→ **Aim of the task**
Locate the word "Administrator" in the entries below, then gather every line that holds it.

[Dataset records]
▼▼▼

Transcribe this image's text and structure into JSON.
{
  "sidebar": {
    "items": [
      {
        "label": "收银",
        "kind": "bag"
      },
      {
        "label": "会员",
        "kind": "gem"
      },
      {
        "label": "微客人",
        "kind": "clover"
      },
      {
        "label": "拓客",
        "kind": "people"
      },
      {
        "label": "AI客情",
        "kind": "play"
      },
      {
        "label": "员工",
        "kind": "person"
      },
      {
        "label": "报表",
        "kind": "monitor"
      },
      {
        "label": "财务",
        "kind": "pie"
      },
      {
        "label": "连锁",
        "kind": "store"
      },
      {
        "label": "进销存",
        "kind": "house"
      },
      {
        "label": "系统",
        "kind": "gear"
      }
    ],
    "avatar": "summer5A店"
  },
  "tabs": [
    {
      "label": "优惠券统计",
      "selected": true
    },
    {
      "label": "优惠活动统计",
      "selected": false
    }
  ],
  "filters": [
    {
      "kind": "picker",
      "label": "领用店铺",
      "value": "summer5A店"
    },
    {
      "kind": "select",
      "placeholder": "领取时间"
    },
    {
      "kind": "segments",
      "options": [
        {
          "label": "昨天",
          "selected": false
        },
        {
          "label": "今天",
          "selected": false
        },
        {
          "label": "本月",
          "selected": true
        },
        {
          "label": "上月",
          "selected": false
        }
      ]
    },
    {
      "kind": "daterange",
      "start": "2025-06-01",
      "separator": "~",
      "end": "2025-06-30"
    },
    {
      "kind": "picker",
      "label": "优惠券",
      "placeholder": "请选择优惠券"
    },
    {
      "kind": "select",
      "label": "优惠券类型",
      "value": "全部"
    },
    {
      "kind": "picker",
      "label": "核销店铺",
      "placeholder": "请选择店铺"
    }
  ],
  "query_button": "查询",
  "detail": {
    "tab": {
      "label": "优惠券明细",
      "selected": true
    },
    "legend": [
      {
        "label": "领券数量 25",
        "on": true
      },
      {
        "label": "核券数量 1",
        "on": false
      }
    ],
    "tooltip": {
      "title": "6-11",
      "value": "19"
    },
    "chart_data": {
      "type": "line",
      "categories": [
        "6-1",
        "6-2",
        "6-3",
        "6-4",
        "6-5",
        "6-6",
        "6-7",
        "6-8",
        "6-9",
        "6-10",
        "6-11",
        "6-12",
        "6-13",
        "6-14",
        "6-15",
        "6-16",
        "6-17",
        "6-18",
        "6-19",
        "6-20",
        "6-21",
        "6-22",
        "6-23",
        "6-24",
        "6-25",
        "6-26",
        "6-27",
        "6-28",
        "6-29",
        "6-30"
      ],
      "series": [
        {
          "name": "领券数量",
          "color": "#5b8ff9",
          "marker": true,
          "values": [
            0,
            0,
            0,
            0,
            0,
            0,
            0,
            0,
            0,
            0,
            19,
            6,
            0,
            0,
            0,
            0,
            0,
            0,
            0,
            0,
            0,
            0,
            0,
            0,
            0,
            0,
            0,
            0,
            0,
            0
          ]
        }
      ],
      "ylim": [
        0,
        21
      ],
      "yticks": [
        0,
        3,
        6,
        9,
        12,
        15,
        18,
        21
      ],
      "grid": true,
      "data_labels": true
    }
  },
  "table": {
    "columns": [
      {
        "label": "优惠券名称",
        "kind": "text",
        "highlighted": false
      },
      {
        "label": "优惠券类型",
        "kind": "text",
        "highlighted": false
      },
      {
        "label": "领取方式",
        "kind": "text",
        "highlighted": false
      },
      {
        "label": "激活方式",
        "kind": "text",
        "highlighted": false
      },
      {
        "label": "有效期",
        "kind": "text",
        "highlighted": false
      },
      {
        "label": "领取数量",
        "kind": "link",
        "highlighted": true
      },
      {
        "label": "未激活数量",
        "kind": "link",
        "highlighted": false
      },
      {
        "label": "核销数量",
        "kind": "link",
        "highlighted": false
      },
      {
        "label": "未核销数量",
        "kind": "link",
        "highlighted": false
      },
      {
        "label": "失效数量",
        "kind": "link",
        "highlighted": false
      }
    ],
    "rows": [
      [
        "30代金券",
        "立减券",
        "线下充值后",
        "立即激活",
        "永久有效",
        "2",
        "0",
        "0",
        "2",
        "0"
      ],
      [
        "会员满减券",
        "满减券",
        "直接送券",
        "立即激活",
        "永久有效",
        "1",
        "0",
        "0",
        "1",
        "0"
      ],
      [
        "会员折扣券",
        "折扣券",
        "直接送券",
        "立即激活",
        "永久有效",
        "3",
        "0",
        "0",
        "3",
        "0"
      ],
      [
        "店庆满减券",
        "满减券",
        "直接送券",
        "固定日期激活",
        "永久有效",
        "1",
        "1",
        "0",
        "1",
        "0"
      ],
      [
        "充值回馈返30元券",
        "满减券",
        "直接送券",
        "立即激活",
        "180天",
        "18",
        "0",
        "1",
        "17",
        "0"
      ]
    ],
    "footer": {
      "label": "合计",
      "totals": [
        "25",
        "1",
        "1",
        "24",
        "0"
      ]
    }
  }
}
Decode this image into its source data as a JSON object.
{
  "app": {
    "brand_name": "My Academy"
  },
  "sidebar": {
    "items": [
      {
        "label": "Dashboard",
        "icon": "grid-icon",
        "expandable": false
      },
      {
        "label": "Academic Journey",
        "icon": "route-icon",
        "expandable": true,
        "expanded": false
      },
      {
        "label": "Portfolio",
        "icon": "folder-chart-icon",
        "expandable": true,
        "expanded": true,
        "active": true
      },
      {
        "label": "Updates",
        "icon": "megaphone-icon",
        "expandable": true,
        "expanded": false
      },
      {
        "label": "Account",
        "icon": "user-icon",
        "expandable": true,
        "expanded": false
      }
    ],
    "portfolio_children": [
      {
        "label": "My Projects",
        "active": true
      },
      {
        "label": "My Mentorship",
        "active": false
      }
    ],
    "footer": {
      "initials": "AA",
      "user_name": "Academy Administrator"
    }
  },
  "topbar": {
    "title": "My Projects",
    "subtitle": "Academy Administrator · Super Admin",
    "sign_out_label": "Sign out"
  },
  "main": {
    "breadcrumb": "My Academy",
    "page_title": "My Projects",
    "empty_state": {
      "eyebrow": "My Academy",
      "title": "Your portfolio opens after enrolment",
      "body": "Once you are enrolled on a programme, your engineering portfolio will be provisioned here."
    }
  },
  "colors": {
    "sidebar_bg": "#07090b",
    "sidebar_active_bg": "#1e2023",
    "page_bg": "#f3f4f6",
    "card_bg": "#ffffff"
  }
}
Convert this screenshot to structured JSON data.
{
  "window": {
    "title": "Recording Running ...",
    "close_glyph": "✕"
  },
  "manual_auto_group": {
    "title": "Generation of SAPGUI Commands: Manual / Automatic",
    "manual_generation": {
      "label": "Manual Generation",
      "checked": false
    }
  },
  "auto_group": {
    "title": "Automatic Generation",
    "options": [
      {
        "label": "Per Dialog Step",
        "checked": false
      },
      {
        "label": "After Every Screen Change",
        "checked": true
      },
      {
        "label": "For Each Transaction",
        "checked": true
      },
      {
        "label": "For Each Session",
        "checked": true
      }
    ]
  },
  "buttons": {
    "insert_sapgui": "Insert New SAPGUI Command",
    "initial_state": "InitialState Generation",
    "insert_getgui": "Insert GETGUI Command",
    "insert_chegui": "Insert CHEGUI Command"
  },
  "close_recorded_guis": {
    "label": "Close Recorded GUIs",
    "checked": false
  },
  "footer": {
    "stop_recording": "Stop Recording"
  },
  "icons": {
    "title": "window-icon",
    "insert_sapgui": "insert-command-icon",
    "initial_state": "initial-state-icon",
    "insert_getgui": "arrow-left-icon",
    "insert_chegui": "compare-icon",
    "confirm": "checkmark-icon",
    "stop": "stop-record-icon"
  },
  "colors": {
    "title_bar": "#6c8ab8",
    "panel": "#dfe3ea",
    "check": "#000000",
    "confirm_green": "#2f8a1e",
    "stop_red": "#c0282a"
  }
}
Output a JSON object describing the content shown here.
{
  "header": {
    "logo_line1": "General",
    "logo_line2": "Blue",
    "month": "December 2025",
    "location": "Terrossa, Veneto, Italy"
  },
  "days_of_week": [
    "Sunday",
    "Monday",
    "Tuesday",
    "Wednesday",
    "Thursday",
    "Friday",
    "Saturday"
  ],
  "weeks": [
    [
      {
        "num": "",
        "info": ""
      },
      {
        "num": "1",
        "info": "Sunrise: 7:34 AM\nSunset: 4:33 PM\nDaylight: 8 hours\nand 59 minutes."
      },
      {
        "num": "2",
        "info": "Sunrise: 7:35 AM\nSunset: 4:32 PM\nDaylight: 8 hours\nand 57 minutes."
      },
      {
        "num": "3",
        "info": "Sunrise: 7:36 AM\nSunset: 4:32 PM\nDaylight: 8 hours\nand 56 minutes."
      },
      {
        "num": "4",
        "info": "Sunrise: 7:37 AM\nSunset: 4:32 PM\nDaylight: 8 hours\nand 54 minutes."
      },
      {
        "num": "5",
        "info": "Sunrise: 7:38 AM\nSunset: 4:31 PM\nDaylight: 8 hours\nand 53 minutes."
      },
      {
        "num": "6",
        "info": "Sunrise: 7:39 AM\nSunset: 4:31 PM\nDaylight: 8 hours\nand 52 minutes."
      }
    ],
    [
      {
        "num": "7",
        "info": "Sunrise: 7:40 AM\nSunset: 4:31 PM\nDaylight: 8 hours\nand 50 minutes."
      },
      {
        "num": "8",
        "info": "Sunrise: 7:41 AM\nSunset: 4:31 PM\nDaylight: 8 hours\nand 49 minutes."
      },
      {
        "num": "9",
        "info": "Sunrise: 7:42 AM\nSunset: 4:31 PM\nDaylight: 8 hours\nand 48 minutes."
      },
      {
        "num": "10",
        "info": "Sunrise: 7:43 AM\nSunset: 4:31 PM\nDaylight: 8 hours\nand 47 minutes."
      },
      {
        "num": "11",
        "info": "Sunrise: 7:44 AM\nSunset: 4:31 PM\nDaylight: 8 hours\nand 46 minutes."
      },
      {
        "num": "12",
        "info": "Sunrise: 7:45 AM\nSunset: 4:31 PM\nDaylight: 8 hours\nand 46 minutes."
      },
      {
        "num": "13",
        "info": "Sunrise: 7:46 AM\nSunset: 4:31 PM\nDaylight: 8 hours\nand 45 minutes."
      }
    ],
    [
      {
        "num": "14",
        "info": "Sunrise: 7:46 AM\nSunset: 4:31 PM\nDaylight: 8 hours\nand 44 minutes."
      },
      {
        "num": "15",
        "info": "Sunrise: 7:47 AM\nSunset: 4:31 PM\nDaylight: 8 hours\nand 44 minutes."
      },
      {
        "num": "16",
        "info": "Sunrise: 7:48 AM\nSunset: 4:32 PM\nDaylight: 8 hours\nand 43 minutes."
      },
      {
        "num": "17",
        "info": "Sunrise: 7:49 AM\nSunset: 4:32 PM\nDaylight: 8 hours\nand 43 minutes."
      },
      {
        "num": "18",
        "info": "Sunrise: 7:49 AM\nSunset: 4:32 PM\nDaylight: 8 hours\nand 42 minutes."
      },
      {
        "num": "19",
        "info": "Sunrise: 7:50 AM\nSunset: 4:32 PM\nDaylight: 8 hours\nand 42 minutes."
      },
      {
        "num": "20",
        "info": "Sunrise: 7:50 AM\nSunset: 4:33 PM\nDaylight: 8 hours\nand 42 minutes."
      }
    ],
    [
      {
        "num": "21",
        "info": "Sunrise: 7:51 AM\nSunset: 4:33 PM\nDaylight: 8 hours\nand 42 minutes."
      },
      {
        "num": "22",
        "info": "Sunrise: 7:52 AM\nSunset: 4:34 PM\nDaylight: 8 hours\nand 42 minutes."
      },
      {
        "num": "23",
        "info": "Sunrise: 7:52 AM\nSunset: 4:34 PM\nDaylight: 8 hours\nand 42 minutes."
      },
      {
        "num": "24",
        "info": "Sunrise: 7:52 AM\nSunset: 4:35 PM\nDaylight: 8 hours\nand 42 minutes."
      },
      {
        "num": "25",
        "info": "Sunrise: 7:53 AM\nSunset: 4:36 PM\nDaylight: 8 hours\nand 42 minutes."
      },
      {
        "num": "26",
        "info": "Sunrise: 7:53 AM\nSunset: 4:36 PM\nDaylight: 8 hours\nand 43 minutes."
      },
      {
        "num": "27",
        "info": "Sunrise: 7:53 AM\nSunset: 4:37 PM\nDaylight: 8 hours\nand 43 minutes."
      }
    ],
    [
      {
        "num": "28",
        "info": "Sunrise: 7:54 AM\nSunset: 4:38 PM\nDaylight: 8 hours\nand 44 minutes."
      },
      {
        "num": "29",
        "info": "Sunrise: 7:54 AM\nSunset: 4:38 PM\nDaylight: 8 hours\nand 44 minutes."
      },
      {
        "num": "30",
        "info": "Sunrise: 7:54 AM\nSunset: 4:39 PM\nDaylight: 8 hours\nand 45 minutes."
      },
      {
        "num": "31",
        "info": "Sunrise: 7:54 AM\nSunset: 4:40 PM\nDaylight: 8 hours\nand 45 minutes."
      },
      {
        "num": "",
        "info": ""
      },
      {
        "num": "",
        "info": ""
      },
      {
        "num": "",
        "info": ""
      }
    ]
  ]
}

▲▲▲

→ **Exercise result**
      "user_name": "Academy Administrator"
    "subtitle": "Academy Administrator · Super Admin",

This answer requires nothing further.